*** Opening of SELECTED TEXT ***
This period poses the greatest risk for transmission of HIV from the mother to the child (MTCT) with 10 to 20 per cent of exposed infants becoming infected at this time in the absence of any intervention. Women infected with HIV take anti-HIV medications during labour and delivery to reduce the risk of mother-to-child transmission of HIV.  During labour and delivery, women continue to take the anti-HIV medications they took throughout their pregnancies. They also receive an anti-HIV medication called AZT intravenously to protect their babies from HIV in the mother’s genital fluids or blood during labour and delivery. Talk to your health care provider about the use of anti-HIV medications during labour and delivery well before your due date.
The following guidelines should be followed for all women admitted to labour and delivery units:

• Minimise vaginal examinations.
• Use aseptic techniques in conducting delivery.
• Avoid routine artificial rupture of membranes or breaking the water.
• Avoid unnecessary trauma during delivery.
• Minimise the risk of postpartum haemorrhage.
• Use safe blood transfusion practices.

Anti-HIV medications during labour and delivery

Vaginal vs. Caesarean delivery
The risk of mother-to-child transmission of HIV is low for women who take anti-HIV medications during pregnancy and have a viral load less than 1,000 copies/mL near the time of delivery.
*** Close of SELECTED TEXT ***
#### PROBLEM SET
a) Print, word for word, the stretch of the HIV labor and delivery passage from "The following guidelines" through "breaking the water.".
b) Write what comes next in the HIV labor and delivery passage, continuing from its final sentence.
The entries after this passage come from a different source.
*** Opening of RECORD EXTRACTS ***
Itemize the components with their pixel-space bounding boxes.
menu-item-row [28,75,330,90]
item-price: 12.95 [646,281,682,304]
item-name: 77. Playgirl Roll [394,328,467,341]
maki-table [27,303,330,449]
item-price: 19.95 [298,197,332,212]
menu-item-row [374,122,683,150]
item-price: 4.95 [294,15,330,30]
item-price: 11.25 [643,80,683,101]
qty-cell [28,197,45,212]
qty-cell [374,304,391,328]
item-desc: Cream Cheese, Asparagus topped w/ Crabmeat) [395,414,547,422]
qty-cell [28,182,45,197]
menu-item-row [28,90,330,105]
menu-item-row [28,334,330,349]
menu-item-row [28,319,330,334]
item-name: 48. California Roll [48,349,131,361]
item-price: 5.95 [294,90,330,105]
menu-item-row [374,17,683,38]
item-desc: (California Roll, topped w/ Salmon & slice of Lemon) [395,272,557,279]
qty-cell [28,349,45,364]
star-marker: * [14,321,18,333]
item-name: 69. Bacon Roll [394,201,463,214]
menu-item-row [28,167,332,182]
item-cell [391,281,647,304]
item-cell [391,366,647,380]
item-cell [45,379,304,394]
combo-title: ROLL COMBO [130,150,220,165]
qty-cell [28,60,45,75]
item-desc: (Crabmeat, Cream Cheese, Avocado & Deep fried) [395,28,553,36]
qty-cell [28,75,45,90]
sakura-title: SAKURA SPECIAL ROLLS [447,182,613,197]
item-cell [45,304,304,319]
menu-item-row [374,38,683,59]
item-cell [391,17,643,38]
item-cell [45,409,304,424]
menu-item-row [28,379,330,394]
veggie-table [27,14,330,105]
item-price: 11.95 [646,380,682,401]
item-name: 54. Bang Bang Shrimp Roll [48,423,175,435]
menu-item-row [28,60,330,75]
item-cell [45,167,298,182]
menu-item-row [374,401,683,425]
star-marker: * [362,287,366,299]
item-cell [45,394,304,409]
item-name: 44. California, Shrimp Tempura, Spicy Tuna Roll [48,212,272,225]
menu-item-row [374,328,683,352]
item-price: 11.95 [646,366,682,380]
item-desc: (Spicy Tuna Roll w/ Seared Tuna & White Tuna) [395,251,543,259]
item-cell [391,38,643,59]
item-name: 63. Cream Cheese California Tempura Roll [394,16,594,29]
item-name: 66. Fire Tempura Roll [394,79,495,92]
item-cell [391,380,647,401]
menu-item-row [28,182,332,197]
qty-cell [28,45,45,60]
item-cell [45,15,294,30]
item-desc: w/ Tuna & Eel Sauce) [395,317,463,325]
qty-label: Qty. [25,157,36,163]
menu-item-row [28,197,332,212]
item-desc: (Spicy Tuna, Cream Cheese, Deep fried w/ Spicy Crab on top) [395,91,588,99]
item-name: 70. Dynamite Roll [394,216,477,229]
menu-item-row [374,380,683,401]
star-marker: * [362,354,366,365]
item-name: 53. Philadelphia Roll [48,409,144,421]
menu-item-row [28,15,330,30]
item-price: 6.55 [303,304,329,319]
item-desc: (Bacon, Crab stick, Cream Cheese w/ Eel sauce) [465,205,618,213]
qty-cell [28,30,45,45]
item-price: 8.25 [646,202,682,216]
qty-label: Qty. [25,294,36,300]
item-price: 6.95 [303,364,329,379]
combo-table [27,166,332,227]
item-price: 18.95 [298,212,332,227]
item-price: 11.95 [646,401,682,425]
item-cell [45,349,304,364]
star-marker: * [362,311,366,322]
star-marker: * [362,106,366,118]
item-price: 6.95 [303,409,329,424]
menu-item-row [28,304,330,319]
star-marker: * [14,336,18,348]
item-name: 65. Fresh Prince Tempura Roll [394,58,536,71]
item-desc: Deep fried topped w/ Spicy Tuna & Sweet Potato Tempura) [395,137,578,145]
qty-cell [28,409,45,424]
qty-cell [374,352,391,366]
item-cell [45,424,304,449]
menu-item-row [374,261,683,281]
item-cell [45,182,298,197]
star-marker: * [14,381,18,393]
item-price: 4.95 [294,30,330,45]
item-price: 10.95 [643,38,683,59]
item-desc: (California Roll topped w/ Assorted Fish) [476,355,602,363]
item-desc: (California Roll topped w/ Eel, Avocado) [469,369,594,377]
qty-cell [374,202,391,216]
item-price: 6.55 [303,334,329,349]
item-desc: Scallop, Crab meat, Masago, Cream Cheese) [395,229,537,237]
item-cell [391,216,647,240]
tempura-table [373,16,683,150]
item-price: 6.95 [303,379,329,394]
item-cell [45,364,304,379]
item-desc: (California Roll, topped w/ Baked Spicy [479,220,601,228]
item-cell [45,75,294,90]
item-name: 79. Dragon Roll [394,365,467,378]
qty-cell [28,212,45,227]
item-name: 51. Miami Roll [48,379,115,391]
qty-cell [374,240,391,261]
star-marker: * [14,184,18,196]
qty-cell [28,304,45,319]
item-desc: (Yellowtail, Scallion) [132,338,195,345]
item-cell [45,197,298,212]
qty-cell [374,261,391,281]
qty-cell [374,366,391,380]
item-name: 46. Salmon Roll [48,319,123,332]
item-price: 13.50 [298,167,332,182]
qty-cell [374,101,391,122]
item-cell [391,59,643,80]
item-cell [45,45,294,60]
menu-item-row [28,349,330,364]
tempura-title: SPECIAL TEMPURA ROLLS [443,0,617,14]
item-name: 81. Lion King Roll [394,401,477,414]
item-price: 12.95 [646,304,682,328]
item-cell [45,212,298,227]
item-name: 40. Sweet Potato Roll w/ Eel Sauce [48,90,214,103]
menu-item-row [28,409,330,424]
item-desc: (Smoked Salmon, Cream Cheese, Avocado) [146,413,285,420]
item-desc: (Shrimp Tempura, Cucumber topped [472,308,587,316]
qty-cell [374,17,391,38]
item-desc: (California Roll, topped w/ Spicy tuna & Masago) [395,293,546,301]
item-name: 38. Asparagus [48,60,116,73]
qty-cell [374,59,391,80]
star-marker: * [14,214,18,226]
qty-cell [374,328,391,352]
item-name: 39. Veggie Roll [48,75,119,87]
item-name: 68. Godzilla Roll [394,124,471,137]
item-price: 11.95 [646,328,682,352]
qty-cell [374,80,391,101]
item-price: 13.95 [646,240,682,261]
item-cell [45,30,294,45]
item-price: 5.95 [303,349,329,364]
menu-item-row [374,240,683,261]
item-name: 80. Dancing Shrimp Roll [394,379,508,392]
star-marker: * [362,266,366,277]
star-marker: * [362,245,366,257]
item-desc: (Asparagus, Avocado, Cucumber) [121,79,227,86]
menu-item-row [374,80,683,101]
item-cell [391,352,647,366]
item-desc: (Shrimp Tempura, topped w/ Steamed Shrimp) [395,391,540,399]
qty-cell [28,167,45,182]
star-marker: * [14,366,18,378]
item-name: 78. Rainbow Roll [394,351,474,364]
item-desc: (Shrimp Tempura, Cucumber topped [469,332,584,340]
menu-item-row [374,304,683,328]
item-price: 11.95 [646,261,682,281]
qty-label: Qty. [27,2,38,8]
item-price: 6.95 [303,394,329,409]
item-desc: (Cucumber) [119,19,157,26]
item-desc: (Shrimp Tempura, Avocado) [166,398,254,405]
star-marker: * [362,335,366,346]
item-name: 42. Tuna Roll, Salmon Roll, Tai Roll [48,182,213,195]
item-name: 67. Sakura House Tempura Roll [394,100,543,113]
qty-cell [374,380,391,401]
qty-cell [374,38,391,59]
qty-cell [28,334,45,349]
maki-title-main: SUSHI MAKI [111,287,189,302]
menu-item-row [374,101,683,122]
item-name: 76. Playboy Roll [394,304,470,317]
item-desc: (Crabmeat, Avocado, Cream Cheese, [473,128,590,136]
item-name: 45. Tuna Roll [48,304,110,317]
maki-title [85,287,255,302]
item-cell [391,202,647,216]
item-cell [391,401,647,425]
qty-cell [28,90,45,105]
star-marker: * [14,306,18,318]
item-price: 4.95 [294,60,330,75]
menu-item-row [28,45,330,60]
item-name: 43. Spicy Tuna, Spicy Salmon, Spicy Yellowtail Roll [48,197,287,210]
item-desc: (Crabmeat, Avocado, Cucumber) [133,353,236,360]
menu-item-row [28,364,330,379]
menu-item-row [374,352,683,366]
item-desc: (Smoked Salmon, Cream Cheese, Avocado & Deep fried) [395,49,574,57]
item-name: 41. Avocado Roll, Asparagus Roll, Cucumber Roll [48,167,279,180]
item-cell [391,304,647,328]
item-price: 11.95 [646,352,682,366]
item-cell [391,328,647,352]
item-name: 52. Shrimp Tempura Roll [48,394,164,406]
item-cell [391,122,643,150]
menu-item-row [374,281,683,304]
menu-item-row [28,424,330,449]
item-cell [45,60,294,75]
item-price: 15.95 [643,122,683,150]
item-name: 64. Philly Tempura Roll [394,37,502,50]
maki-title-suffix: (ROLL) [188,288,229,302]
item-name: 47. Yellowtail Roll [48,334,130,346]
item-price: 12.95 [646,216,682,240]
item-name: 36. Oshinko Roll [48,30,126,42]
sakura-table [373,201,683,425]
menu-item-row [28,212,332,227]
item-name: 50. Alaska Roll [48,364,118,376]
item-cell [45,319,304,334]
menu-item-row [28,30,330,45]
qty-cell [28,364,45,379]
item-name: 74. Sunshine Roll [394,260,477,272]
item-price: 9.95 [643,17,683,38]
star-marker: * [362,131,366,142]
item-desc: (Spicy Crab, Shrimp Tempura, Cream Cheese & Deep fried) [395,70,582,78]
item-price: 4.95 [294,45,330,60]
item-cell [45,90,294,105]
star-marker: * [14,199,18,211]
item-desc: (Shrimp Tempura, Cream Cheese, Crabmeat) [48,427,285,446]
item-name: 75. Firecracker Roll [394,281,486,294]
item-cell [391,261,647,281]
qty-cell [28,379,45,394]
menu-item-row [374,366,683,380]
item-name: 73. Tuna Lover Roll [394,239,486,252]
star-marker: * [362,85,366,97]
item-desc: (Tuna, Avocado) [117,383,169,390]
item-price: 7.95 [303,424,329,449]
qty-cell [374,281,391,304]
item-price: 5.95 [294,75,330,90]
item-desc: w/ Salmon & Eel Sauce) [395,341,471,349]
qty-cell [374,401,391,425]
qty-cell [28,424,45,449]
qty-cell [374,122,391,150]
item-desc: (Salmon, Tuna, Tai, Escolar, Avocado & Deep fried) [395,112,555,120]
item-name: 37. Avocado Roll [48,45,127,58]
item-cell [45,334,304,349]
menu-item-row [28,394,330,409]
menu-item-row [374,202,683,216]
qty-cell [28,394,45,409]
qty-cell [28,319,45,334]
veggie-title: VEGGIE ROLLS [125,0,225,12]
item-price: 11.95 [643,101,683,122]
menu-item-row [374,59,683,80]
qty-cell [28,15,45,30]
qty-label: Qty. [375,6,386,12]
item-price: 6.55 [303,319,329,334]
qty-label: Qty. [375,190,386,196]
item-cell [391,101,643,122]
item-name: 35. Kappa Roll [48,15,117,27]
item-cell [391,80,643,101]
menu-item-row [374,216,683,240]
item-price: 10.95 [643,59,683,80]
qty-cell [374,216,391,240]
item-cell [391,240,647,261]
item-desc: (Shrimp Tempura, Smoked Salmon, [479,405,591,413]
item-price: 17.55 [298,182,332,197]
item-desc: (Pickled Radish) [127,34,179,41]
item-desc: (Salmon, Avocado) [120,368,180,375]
*** Close of RECORD EXTRACTS ***
#### ANSWERS BY ITEM
a)
The following guidelines should be followed for all women admitted to labour and delivery units:

• Minimise vaginal examinations.
• Use aseptic techniques in conducting delivery.
• Avoid routine artificial rupture of membranes or breaking the water.

b)
For some HIV-infected mothers, a scheduled cesarean delivery (also called a C-section) at 38 weeks of pregnancy (2 weeks before the due date) can reduce the risk of mother-to-child transmission of HIV. A scheduled cesarean delivery is recommended for HIV-infected women who:
• have not received anti-HIV medications during pregnancy;
• have a viral load greater than 1,000 copies/mL or an unknown viral load near the time of delivery.

If, before her scheduled caesarean delivery, a woman’s water breaks or she goes into labour, caesarean delivery may not reduce the risk of mother-to-child transmission of HIV. If there is not another pregnancy-related reason to have a caesarean delivery, the risks of going ahead with the scheduled caesarean delivery may be greater than the benefits. Depending on an individual woman’s situation, vaginal delivery may be the best alternative to planned caesarean delivery.
After your baby is born, you and your health care provider may decide to stop or change your anti-HIV regimen. The decisions to continue, change, or stop your anti-HIV medications will depend on several factors:

• current expert recommendations on the use of anti-HIV medications.
• your CD4 count and viral load.
• issues that make it hard to take medications exactly as directed.
• whether or not your partner is infected with HIV.
• the preferences of you and your health care provider.

Don’t stop taking any of your anti-HIV medications without first talking to your health care provider. Stopping your medications may limit the number of anti-HIV medications that will work for you and may cause your HIV infection to worsen.